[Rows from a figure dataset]
::::::::

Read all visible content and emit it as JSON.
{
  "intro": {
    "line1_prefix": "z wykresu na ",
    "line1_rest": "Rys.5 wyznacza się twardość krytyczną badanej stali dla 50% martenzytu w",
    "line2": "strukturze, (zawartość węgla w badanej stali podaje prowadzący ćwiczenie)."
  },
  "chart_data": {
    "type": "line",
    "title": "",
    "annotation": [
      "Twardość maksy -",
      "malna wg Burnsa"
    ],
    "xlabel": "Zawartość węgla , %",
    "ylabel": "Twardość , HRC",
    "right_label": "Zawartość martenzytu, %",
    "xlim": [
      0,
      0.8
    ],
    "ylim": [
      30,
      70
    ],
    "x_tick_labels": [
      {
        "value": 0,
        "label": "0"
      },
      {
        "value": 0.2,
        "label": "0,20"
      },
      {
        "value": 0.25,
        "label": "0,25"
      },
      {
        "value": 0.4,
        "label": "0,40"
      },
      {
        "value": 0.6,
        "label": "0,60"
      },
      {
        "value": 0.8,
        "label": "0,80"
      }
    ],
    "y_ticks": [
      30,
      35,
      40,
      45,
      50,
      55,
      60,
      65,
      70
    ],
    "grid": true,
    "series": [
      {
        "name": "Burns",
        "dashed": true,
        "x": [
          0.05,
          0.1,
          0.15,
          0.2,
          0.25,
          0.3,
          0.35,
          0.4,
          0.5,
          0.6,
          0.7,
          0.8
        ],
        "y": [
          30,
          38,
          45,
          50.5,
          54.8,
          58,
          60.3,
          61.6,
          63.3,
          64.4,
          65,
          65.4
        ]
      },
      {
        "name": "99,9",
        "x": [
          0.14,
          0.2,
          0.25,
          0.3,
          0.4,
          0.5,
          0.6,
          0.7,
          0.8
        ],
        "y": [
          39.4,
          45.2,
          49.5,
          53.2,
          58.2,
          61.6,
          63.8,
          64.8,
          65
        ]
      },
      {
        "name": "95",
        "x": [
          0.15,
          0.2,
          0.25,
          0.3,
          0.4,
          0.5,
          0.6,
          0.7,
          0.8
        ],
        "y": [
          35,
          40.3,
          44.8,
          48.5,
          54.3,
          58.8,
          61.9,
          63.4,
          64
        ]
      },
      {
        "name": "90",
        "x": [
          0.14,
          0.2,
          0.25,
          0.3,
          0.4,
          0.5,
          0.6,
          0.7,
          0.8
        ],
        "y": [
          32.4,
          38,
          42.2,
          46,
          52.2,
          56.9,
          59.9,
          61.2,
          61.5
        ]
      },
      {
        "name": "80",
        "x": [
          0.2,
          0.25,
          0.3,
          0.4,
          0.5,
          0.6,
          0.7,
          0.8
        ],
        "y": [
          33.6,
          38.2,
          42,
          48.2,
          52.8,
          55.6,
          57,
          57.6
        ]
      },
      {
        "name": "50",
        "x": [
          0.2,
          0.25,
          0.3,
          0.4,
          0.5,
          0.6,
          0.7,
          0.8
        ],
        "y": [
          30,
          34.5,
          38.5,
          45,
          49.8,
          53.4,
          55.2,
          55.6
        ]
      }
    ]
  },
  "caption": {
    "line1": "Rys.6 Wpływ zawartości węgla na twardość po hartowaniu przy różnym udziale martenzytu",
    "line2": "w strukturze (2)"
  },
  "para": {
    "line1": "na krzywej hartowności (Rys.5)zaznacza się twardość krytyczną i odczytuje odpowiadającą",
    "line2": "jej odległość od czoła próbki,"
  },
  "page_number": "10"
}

::::::::

→ YOUR INSTRUCTIONS:
Transcribe all of the material exactly. Omit nothing.

→ WRITTEN RESPONSE:
Read all visible content and emit it as JSON.
{
  "intro": {
    "line1_prefix": "z wykresu na ",
    "line1_rest": "Rys.5 wyznacza się twardość krytyczną badanej stali dla 50% martenzytu w",
    "line2": "strukturze, (zawartość węgla w badanej stali podaje prowadzący ćwiczenie)."
  },
  "chart_data": {
    "type": "line",
    "title": "",
    "annotation": [
      "Twardość maksy -",
      "malna wg Burnsa"
    ],
    "xlabel": "Zawartość węgla , %",
    "ylabel": "Twardość , HRC",
    "right_label": "Zawartość martenzytu, %",
    "xlim": [
      0,
      0.8
    ],
    "ylim": [
      30,
      70
    ],
    "x_tick_labels": [
      {
        "value": 0,
        "label": "0"
      },
      {
        "value": 0.2,
        "label": "0,20"
      },
      {
        "value": 0.25,
        "label": "0,25"
      },
      {
        "value": 0.4,
        "label": "0,40"
      },
      {
        "value": 0.6,
        "label": "0,60"
      },
      {
        "value": 0.8,
        "label": "0,80"
      }
    ],
    "y_ticks": [
      30,
      35,
      40,
      45,
      50,
      55,
      60,
      65,
      70
    ],
    "grid": true,
    "series": [
      {
        "name": "Burns",
        "dashed": true,
        "x": [
          0.05,
          0.1,
          0.15,
          0.2,
          0.25,
          0.3,
          0.35,
          0.4,
          0.5,
          0.6,
          0.7,
          0.8
        ],
        "y": [
          30,
          38,
          45,
          50.5,
          54.8,
          58,
          60.3,
          61.6,
          63.3,
          64.4,
          65,
          65.4
        ]
      },
      {
        "name": "99,9",
        "x": [
          0.14,
          0.2,
          0.25,
          0.3,
          0.4,
          0.5,
          0.6,
          0.7,
          0.8
        ],
        "y": [
          39.4,
          45.2,
          49.5,
          53.2,
          58.2,
          61.6,
          63.8,
          64.8,
          65
        ]
      },
      {
        "name": "95",
        "x": [
          0.15,
          0.2,
          0.25,
          0.3,
          0.4,
          0.5,
          0.6,
          0.7,
          0.8
        ],
        "y": [
          35,
          40.3,
          44.8,
          48.5,
          54.3,
          58.8,
          61.9,
          63.4,
          64
        ]
      },
      {
        "name": "90",
        "x": [
          0.14,
          0.2,
          0.25,
          0.3,
          0.4,
          0.5,
          0.6,
          0.7,
          0.8
        ],
        "y": [
          32.4,
          38,
          42.2,
          46,
          52.2,
          56.9,
          59.9,
          61.2,
          61.5
        ]
      },
      {
        "name": "80",
        "x": [
          0.2,
          0.25,
          0.3,
          0.4,
          0.5,
          0.6,
          0.7,
          0.8
        ],
        "y": [
          33.6,
          38.2,
          42,
          48.2,
          52.8,
          55.6,
          57,
          57.6
        ]
      },
      {
        "name": "50",
        "x": [
          0.2,
          0.25,
          0.3,
          0.4,
          0.5,
          0.6,
          0.7,
          0.8
        ],
        "y": [
          30,
          34.5,
          38.5,
          45,
          49.8,
          53.4,
          55.2,
          55.6
        ]
      }
    ]
  },
  "caption": {
    "line1": "Rys.6 Wpływ zawartości węgla na twardość po hartowaniu przy różnym udziale martenzytu",
    "line2": "w strukturze (2)"
  },
  "para": {
    "line1": "na krzywej hartowności (Rys.5)zaznacza się twardość krytyczną i odczytuje odpowiadającą",
    "line2": "jej odległość od czoła próbki,"
  },
  "page_number": "10"
}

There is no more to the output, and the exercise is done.